Items listed in a dataset:
-------------------------

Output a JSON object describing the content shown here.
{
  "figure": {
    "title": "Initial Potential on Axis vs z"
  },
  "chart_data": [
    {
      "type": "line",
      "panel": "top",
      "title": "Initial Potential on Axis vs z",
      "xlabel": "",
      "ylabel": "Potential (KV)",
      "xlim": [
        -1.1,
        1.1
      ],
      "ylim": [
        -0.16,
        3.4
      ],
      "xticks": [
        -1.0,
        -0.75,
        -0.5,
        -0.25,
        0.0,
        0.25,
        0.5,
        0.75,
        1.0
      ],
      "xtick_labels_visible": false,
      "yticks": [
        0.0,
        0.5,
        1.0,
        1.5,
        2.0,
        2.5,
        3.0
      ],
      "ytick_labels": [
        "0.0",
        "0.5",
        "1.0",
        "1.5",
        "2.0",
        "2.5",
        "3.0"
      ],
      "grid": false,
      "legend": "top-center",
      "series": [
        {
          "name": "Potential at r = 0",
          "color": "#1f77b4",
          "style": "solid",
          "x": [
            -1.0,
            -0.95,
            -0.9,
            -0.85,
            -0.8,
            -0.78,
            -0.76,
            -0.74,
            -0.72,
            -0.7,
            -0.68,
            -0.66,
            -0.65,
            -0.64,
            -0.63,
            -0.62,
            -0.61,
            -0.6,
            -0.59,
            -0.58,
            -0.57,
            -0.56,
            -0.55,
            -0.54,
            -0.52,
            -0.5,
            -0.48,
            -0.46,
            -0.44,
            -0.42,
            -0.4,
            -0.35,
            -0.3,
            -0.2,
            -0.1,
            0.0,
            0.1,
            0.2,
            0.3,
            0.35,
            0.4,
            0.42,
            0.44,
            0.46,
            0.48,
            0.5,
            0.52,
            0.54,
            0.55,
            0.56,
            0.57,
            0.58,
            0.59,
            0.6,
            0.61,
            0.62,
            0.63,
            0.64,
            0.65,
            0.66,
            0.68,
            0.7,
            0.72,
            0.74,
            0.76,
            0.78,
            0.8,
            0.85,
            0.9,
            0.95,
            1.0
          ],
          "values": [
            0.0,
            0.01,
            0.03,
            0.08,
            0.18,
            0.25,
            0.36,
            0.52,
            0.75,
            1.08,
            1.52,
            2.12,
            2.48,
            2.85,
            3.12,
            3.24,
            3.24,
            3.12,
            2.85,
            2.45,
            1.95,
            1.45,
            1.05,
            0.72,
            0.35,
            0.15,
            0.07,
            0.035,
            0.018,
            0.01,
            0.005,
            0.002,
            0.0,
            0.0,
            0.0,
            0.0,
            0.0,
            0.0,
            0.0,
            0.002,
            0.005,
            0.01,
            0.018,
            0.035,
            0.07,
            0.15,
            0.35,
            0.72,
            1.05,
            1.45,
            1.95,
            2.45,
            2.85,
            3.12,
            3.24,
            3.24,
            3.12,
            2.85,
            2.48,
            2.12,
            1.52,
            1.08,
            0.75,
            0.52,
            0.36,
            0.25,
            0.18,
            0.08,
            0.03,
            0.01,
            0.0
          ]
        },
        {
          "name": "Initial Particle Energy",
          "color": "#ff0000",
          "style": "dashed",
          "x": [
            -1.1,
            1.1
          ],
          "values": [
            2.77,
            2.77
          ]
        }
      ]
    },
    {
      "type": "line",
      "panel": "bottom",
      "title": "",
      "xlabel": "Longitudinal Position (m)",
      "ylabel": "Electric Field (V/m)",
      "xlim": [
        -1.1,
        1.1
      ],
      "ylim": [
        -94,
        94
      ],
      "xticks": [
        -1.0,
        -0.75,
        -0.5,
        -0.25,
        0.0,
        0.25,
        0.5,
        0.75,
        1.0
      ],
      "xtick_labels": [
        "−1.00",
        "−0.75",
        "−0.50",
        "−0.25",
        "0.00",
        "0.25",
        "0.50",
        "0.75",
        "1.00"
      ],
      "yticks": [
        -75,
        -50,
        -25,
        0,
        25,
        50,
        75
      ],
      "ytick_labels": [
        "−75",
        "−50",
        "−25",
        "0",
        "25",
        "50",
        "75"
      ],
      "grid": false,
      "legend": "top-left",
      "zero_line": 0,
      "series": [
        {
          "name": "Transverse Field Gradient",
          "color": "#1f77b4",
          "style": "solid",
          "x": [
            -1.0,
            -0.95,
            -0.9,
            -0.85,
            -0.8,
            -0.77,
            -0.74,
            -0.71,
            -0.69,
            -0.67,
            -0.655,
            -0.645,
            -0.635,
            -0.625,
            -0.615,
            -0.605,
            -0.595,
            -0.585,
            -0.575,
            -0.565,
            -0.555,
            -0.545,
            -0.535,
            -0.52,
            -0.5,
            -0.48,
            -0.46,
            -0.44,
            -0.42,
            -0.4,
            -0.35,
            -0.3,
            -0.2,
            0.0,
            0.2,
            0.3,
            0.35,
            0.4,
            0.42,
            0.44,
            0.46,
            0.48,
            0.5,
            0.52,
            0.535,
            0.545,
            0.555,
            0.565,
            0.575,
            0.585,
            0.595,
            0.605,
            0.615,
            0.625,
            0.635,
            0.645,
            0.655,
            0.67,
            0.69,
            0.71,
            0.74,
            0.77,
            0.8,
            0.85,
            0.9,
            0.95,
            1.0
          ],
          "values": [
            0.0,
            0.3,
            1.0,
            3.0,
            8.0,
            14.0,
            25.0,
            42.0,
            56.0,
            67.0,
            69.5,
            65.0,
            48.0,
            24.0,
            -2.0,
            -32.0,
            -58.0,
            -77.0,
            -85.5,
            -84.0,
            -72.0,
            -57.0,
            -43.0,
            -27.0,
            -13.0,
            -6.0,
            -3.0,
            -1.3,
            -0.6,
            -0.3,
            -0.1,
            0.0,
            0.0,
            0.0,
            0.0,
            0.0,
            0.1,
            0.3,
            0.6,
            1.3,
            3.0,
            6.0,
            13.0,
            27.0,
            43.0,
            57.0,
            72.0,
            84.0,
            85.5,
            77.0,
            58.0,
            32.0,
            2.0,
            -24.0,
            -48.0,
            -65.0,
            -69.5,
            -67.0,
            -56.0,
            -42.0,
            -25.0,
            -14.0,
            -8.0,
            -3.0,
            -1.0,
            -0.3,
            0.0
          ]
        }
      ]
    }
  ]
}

-------------------------

Problem ->
Look through the entries above and report each line where the string "name" occurs.

Full output ->
          "name": "Potential at r = 0",
          "name": "Initial Particle Energy",
          "name": "Transverse Field Gradient",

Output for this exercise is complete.